** start Records shown **

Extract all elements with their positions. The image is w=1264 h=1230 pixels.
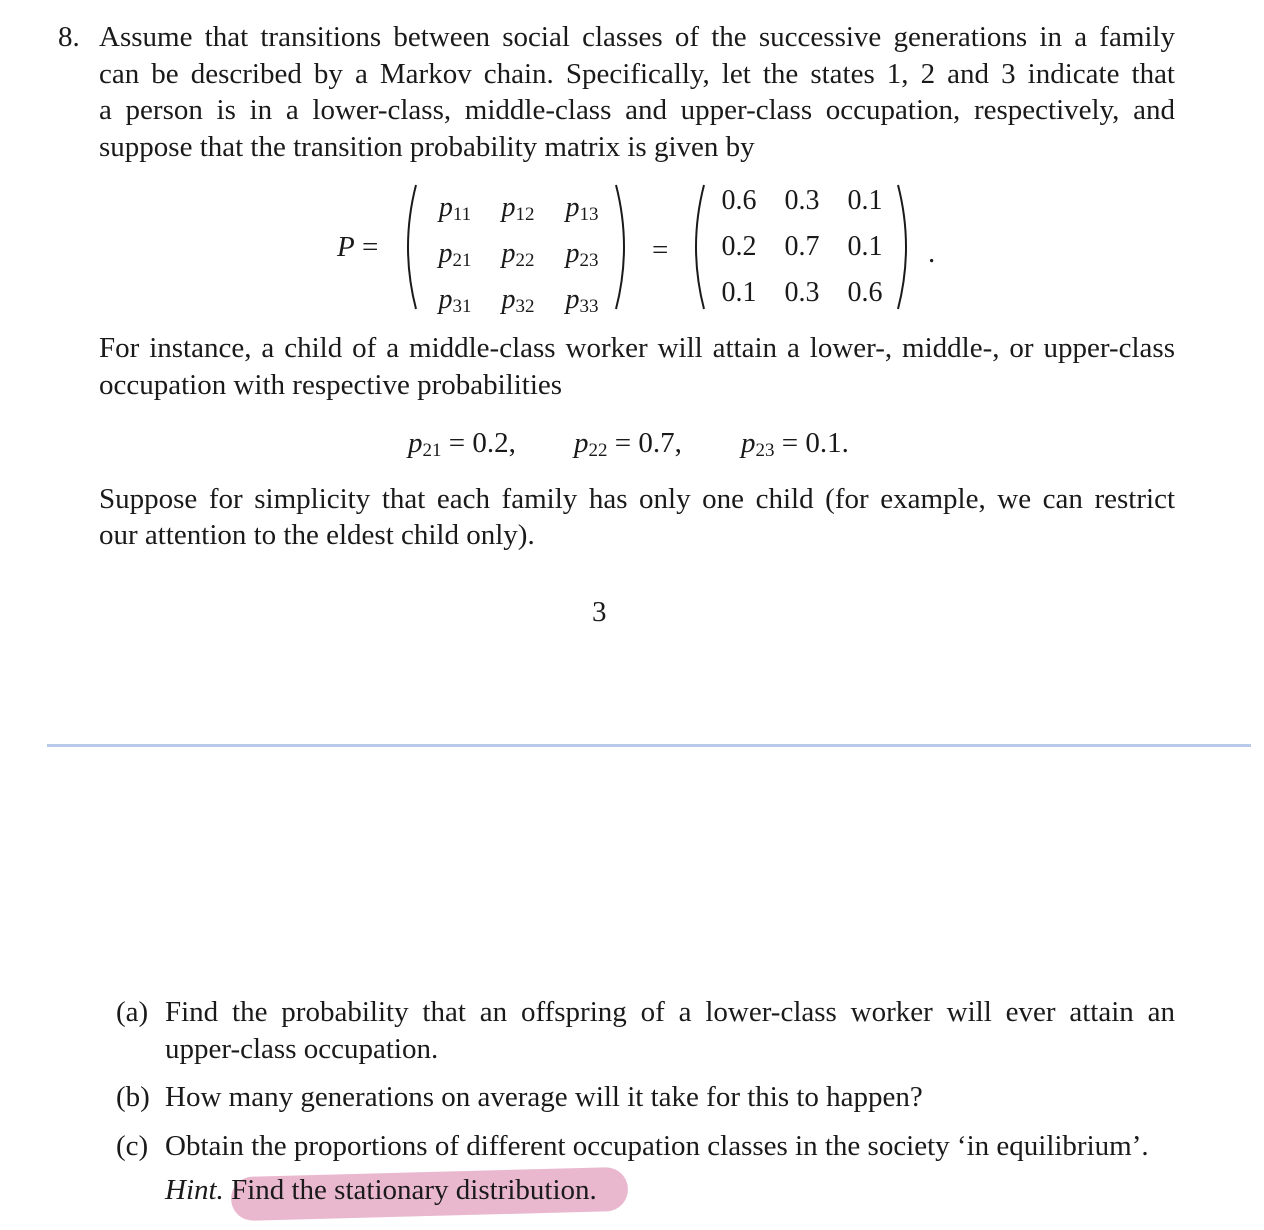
left-paren-symbolic <box>396 183 420 311</box>
matrix-symbol-p13: $p_{13}$ <box>565 192 599 225</box>
matrix-value-r1c2: 0.3 <box>784 185 820 216</box>
matrix-value-r2c3: 0.1 <box>847 231 883 262</box>
part-a-line-1: Find the probability that an offspring of a lower-class worker will ever attain an <box>165 996 1175 1028</box>
matrix-value-r3c1: 0.1 <box>721 277 757 308</box>
example-p21: $p_{21} = 0.2$, <box>408 427 516 461</box>
part-b-label: (b) <box>116 1081 150 1113</box>
matrix-symbol-p22: $p_{22}$ <box>501 238 535 271</box>
part-a-line-2: upper-class occupation. <box>165 1033 439 1065</box>
matrix-symbol-p23: $p_{23}$ <box>565 238 599 271</box>
part-c-label: (c) <box>116 1130 149 1162</box>
matrix-symbol-p33: $p_{33}$ <box>565 284 599 317</box>
right-paren-symbolic <box>612 183 636 311</box>
page-number: 3 <box>592 596 607 628</box>
intro-line-3: a person is in a lower-class, middle-class and upper-class occupation, respectively, and <box>99 94 1175 126</box>
part-b-line-1: How many generations on average will it take for this to happen? <box>165 1081 923 1113</box>
example-p23: $p_{23} = 0.1$. <box>741 427 849 461</box>
matrix-value-r1c3: 0.1 <box>847 185 883 216</box>
matrix-trailing-period: . <box>928 237 936 269</box>
hint-label: Hint. <box>165 1174 224 1206</box>
matrix-value-r2c1: 0.2 <box>721 231 757 262</box>
instance-line-1: For instance, a child of a middle-class worker will attain a lower-, middle-, or upper-class <box>99 332 1175 364</box>
part-c-line-1: Obtain the proportions of different occupation classes in the society ‘in equilibrium’. <box>165 1130 1149 1162</box>
intro-line-4: suppose that the transition probability matrix is given by <box>99 131 755 163</box>
simplicity-line-1: Suppose for simplicity that each family has only one child (for example, we can restrict <box>99 483 1175 515</box>
simplicity-line-2: our attention to the eldest child only). <box>99 519 535 551</box>
hint-text: Find the stationary distribution. <box>231 1174 597 1206</box>
instance-line-2: occupation with respective probabilities <box>99 369 563 401</box>
left-paren-numeric <box>684 183 708 311</box>
matrix-equals: = <box>652 234 669 266</box>
matrix-symbol-p31: $p_{31}$ <box>438 284 472 317</box>
matrix-value-r2c2: 0.7 <box>784 231 820 262</box>
matrix-lhs: P = <box>337 231 379 263</box>
matrix-symbol-p11: $p_{11}$ <box>438 192 472 225</box>
matrix-symbol-p21: $p_{21}$ <box>438 238 472 271</box>
part-a-label: (a) <box>116 996 149 1028</box>
matrix-symbol-p12: $p_{12}$ <box>501 192 535 225</box>
problem-number: 8. <box>58 21 80 53</box>
matrix-symbol-p32: $p_{32}$ <box>501 284 535 317</box>
intro-line-2: can be described by a Markov chain. Specifically, let the states 1, 2 and 3 indicate that <box>99 58 1175 90</box>
example-p22: $p_{22} = 0.7$, <box>574 427 682 461</box>
matrix-value-r3c3: 0.6 <box>847 277 883 308</box>
matrix-value-r3c2: 0.3 <box>784 277 820 308</box>
matrix-value-r1c1: 0.6 <box>721 185 757 216</box>
page-separator <box>47 744 1251 747</box>
intro-line-1: Assume that transitions between social classes of the successive generations in a family <box>99 21 1175 53</box>
hint-line <box>165 1172 597 1208</box>
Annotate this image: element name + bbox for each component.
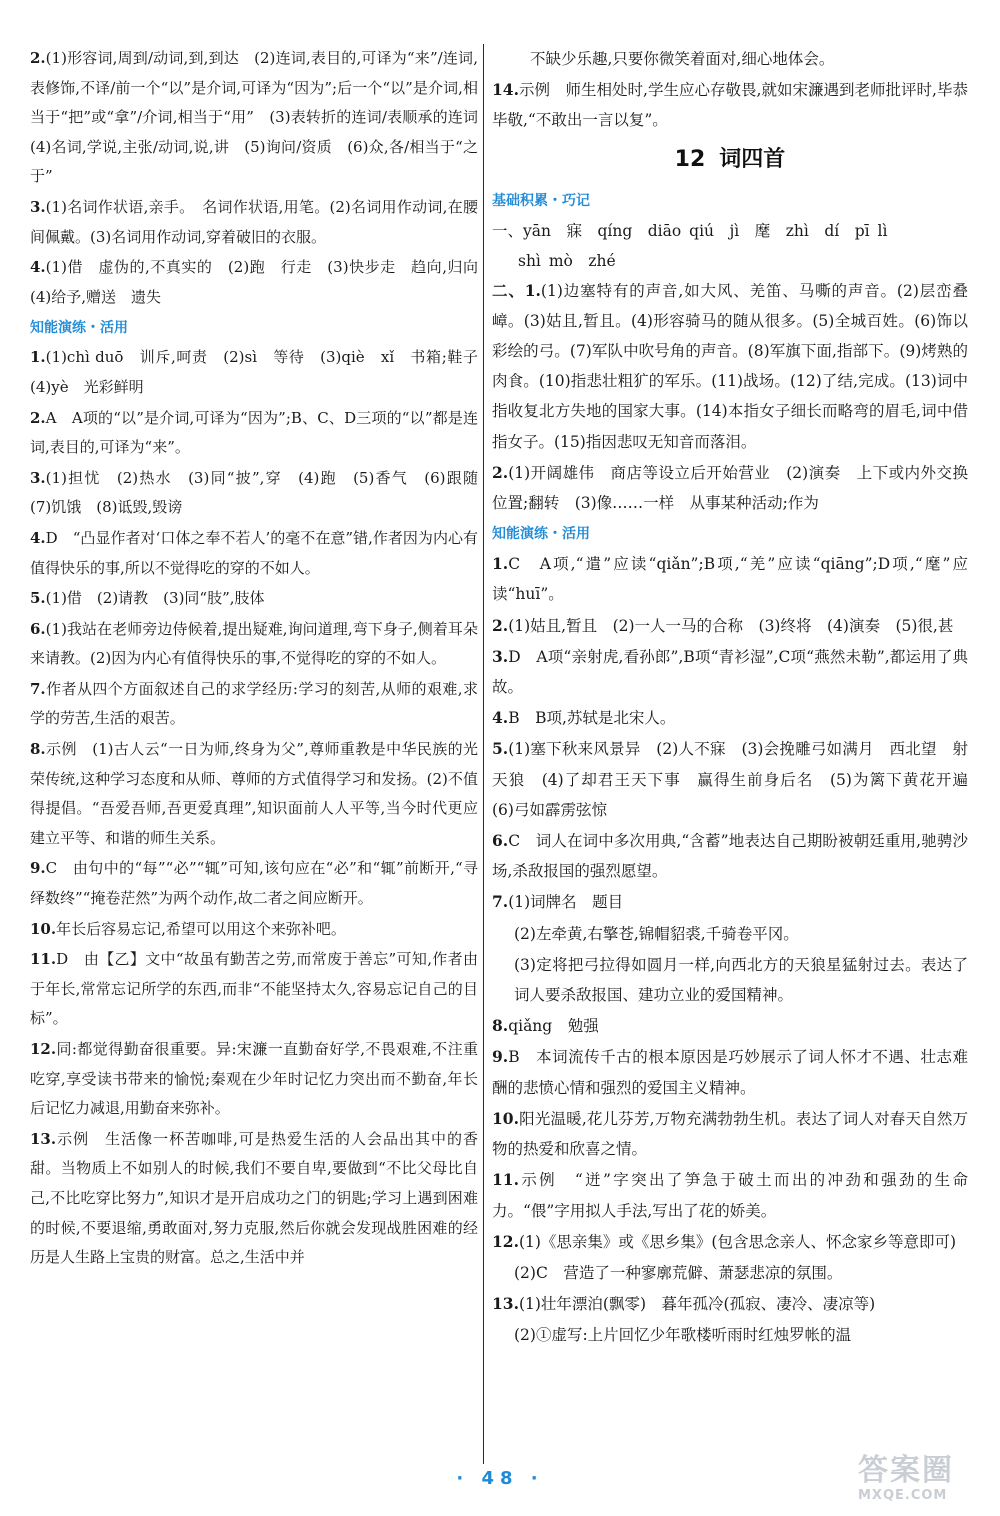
answer-item	[492, 549, 968, 609]
answer-text: (1)chì duō 训斥,呵责 (2)sì 等待 (3)qiè xǐ 书箱;鞋子 (4)yè 光彩鲜明	[30, 348, 494, 396]
answer-item	[30, 253, 494, 312]
answer-item	[30, 524, 478, 583]
answer-item	[30, 675, 478, 734]
answer-number: 二、1.	[492, 280, 541, 300]
answer-number: 3.	[30, 197, 46, 216]
answer-item	[492, 611, 968, 641]
answer-text: (1)塞下秋来风景异 (2)人不寐 (3)会挽雕弓如满月 西北望 射天狼 (4)了却君王天下事 赢得生前身后名 (5)为篱下黄花开遍 (6)弓如霹雳弦惊	[492, 740, 984, 819]
answer-item	[492, 1227, 968, 1257]
answer-text: D 由【乙】文中“故虽有勤苦之劳,而常废于善忘”可知,作者由于年长,常常忘记所学的东西,而非“不能坚持太久,容易忘记自己的目标”。	[30, 950, 478, 1028]
answer-text: 阳光温暖,花儿芬芳,万物充满勃勃生机。表达了词人对春天自然万物的热爱和欣喜之情。	[492, 1109, 968, 1159]
answer-text: 年长后容易忘记,希望可以用这个来弥补吧。	[56, 919, 346, 938]
answer-number: 2.	[492, 615, 509, 635]
answer-text: 示例 (1)古人云“一日为师,终身为父”,尊师重教是中华民族的光荣传统,这种学习态度和从师、尊师的方式值得学习和发扬。(2)不值得提倡。“吾爱吾师,吾更爱真理”,知识面前人人平等,当今时代更应建立平等、和谐的师生关系。	[30, 740, 478, 847]
answer-text: B B项,苏轼是北宋人。	[508, 709, 676, 728]
answer-number: 10.	[30, 919, 57, 938]
answer-item	[30, 915, 478, 945]
answer-text: qiǎng 勉强	[508, 1017, 599, 1036]
answer-item	[492, 458, 968, 518]
answer-text: (2)①虚写:上片回忆少年歌楼听雨时红烛罗帐的温	[514, 1326, 852, 1345]
answer-text: (1)我站在老师旁边侍候着,提出疑难,询问道理,弯下身子,侧着耳朵来请教。(2)因为内心有值得快乐的事,不觉得吃的穿的不如人。	[30, 619, 478, 668]
answer-number: 8.	[492, 1016, 509, 1036]
answer-text: (2)左牵黄,右擎苍,锦帽貂裘,千骑卷平冈。	[514, 924, 799, 943]
answer-item	[30, 193, 478, 252]
right-basics-answer-list	[492, 276, 968, 519]
answer-text: (1)名词作状语,亲手。 名词作状语,用笔。(2)名词用作动词,在腰间佩戴。(3)名词用作动词,穿着破旧的衣服。	[30, 197, 478, 246]
answer-number: 9.	[492, 1047, 509, 1067]
right-practice-answer-list	[492, 549, 984, 1350]
pinyin-line-1: 一、yān 寐 qíng diāo qiú jì 麾 zhì dí pī lì	[492, 221, 888, 240]
answer-number: 4.	[492, 708, 509, 728]
answer-number: 12.	[30, 1040, 57, 1058]
answer-number: 7.	[492, 892, 509, 912]
answer-item	[492, 919, 968, 949]
answer-text: C A项,“遣”应读“qiǎn”;B项,“羌”应读“qiāng”;D项,“麾”应读“huī”。	[492, 555, 968, 604]
answer-text: 示例 生活像一杯苦咖啡,可是热爱生活的人会品出其中的香甜。当物质上不如别人的时候,我们不要自卑,要做到“不比父母比自己,不比吃穿比努力”,知识才是开启成功之门的钥匙;学习上遇到困难的时候,不要退缩,勇敢面对,努力克服,然后你就会发现战胜困难的经历是人生路上宝贵的财富。总之,生活中并	[30, 1129, 478, 1267]
answer-text: D “凸显作者对‘口体之奉不若人’的毫不在意”错,作者因为内心有值得快乐的事,所以不觉得吃的穿的不如人。	[30, 528, 478, 577]
answer-text: (3)定将把弓拉得如圆月一样,向西北方的天狼星猛射过去。表达了词人要杀敌报国、建功立业的爱国精神。	[514, 955, 968, 1005]
answer-item	[492, 642, 968, 702]
answer-item	[30, 854, 478, 913]
answer-number: 13.	[30, 1129, 57, 1148]
answer-item	[30, 1125, 478, 1273]
answer-number: 1.	[30, 348, 46, 367]
answer-item	[30, 404, 478, 463]
answer-text: (1)借 虚伪的,不真实的 (2)跑 行走 (3)快步走 趋向,归向 (4)给予,赠送 遗失	[30, 258, 494, 306]
answer-text: (1)词牌名 题目	[508, 893, 624, 912]
answer-number: 6.	[30, 619, 46, 638]
answer-item	[492, 950, 968, 1010]
answer-item	[30, 1035, 478, 1124]
section-title-basics: 基础积累・巧记	[492, 192, 590, 209]
section-title-practice-left: 知能演练・活用	[30, 320, 128, 337]
answer-number: 6.	[492, 831, 509, 851]
answer-item-14	[492, 75, 968, 135]
answer-item	[492, 1289, 968, 1319]
page-number: · 48 ·	[456, 1468, 544, 1489]
column-divider	[483, 44, 484, 1464]
answer-text: D A项“亲射虎,看孙郎”,B项“青衫湿”,C项“燕然未勒”,都运用了典故。	[492, 647, 968, 697]
answer-item	[492, 1320, 968, 1350]
answer-item	[30, 584, 478, 614]
answer-text: (2)C 营造了一种寥廓荒僻、萧瑟悲凉的氛围。	[514, 1263, 843, 1282]
answer-item	[30, 464, 494, 523]
watermark-logo	[858, 1454, 988, 1510]
answer-text: (1)担忧 (2)热水 (3)同“披”,穿 (4)跑 (5)香气 (6)跟随 (7)饥饿 (8)诋毁,毁谤	[30, 468, 494, 517]
answer-number: 9.	[30, 859, 46, 878]
answer-text: (1)《思亲集》或《思乡集》(包含思念亲人、怀念家乡等意即可)	[518, 1232, 957, 1251]
answer-text: C 由句中的“每”“必”“辄”可知,该句应在“必”和“辄”前断开,“寻绎数终”“掩卷茫然”为两个动作,故二者之间应断开。	[30, 859, 478, 908]
answer-item	[492, 1165, 968, 1225]
answer-item	[30, 44, 494, 192]
answer-item	[30, 945, 478, 1034]
answer-number: 11.	[492, 1170, 519, 1190]
answer-item	[492, 1258, 968, 1288]
watermark-logo-text: 答案圈	[858, 1453, 954, 1488]
answer-number: 3.	[30, 468, 46, 487]
left-answer-list	[30, 44, 494, 312]
answer-item	[492, 1011, 968, 1041]
answer-item	[492, 703, 968, 733]
answer-number: 3.	[492, 646, 509, 666]
lesson-name: 词四首	[719, 146, 786, 172]
answer-text: 示例 “迸”字突出了笋急于破土而出的冲劲和强劲的生命力。“偎”字用拟人手法,写出了花的娇美。	[492, 1171, 968, 1220]
answer-text: (1)借 (2)请教 (3)同“肢”,肢体	[45, 589, 265, 608]
answer-item	[492, 734, 984, 825]
answer-item	[30, 615, 478, 674]
pinyin-line-2: shì mò zhé	[518, 251, 616, 270]
left-practice-answer-list	[30, 343, 494, 1272]
answer-text: 同:都觉得勤奋很重要。异:宋濂一直勤奋好学,不畏艰难,不注重吃穿,享受读书带来的愉悦;秦观在少年时记忆力突出而不勤奋,年长后记忆力减退,用勤奋来弥补。	[30, 1040, 478, 1118]
answer-text: C 词人在词中多次用典,“含蓄”地表达自己期盼被朝廷重用,驰骋沙场,杀敌报国的强烈愿望。	[492, 832, 968, 881]
answer-number: 4.	[30, 528, 46, 547]
answer-item	[492, 826, 968, 886]
answer-number: 4.	[30, 258, 46, 277]
answer-number: 5.	[30, 589, 46, 608]
answer-text: (1)姑且,暂且 (2)一人一马的合称 (3)终将 (4)演奏 (5)很,甚	[508, 616, 954, 635]
answer-number: 11.	[30, 950, 57, 969]
answer-text: 示例 师生相处时,学生应心存敬畏,就如宋濂遇到老师批评时,毕恭毕敬,“不敢出一言以复”。	[492, 81, 968, 130]
answer-number: 2.	[30, 49, 46, 67]
answer-item	[30, 735, 478, 853]
answer-text: (1)形容词,周到/动词,到,到达 (2)连词,表目的,可译为“来”/连词,表修饰,不译/前一个“以”是介词,可译为“因为”;后一个“以”是介词,相当于“把”或“拿”/介词,相当于“用” (3)表转折的连词/表顺承的连词 (4)名词,学说,主张/动词,说,讲 (5)询问/资质 (6)众,各/相当于“之于”	[30, 49, 494, 186]
answer-number: 14.	[492, 80, 519, 100]
answer-item	[492, 1104, 968, 1164]
answer-number: 2.	[492, 462, 509, 482]
lesson-title	[492, 140, 968, 180]
answer-number: 13.	[492, 1294, 519, 1314]
answer-text: (1)开阔雄伟 商店等设立后开始营业 (2)演奏 上下或内外交换位置;翻转 (3)像……一样 从事某种活动;作为	[492, 463, 968, 513]
answer-item	[492, 887, 968, 917]
answer-text: A A项的“以”是介词,可译为“因为”;B、C、D三项的“以”都是连词,表目的,可译为“来”。	[30, 408, 478, 457]
continuation-text: 不缺少乐趣,只要你微笑着面对,细心地体会。	[530, 50, 835, 68]
section-title-practice-right: 知能演练・活用	[492, 526, 590, 543]
right-column	[492, 44, 984, 1352]
answer-item	[492, 1042, 968, 1102]
answer-number: 10.	[492, 1108, 519, 1128]
answer-item	[30, 343, 494, 402]
answer-number: 1.	[492, 554, 509, 574]
lesson-number: 12	[674, 146, 706, 172]
answer-text: (1)边塞特有的声音,如大风、羌笛、马嘶的声音。(2)层峦叠嶂。(3)姑且,暂且。(4)形容骑马的随从很多。(5)全城百姓。(6)饰以彩绘的弓。(7)军队中吹号角的声音。(8)军旗下面,指部下。(9)烤熟的肉食。(10)指悲壮粗犷的军乐。(11)战场。(12)了结,完成。(13)词中指收复北方失地的国家大事。(14)本指女子细长而略弯的眉毛,词中借指女子。(15)指因悲叹无知音而落泪。	[492, 281, 968, 451]
answer-text: B 本词流传千古的根本原因是巧妙展示了词人怀才不遇、壮志难酬的悲愤心情和强烈的爱国主义精神。	[492, 1048, 968, 1097]
answer-item	[492, 276, 968, 457]
answer-text: 作者从四个方面叙述自己的求学经历:学习的刻苦,从师的艰难,求学的劳苦,生活的艰苦。	[30, 679, 478, 728]
answer-number: 12.	[492, 1231, 519, 1251]
answer-text: (1)壮年漂泊(飘零) 暮年孤冷(孤寂、凄冷、凄凉等)	[518, 1295, 876, 1314]
answer-number: 5.	[492, 739, 509, 759]
answer-number: 8.	[30, 740, 46, 759]
answer-number: 2.	[30, 408, 46, 427]
left-column	[30, 44, 494, 1274]
watermark-url: MXQE.COM	[858, 1488, 948, 1503]
answer-number: 7.	[30, 679, 46, 698]
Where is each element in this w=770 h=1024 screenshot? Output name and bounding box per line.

** end Records shown **

Rewrite the lines from the one containing "left-paren-symbolic <box>396 183" through the one containing "matrix-value-r2c3: 0.1 <box>847", substituting "matrix-entry" for every "matrix-value" and leaving everything else unchanged.

→ **Solution to the problem**:
left-paren-symbolic <box>396 183 420 311</box>
matrix-symbol-p13: $p_{13}$ <box>565 192 599 225</box>
matrix-entry-r1c2: 0.3 <box>784 185 820 216</box>
matrix-entry-r2c3: 0.1 <box>847 231 883 262</box>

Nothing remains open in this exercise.